MATERIAL FOR THIS TASK>
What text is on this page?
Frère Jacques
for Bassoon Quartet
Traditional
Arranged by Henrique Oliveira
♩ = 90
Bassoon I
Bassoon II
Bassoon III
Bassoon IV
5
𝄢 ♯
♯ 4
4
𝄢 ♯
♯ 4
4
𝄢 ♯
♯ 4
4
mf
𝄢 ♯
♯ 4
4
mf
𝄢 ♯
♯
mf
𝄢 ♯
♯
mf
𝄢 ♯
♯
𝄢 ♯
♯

PROBLEM> Answer with a single number: the count of lines holding the word "Bassoon".

RESULT FOR THIS TASK> 5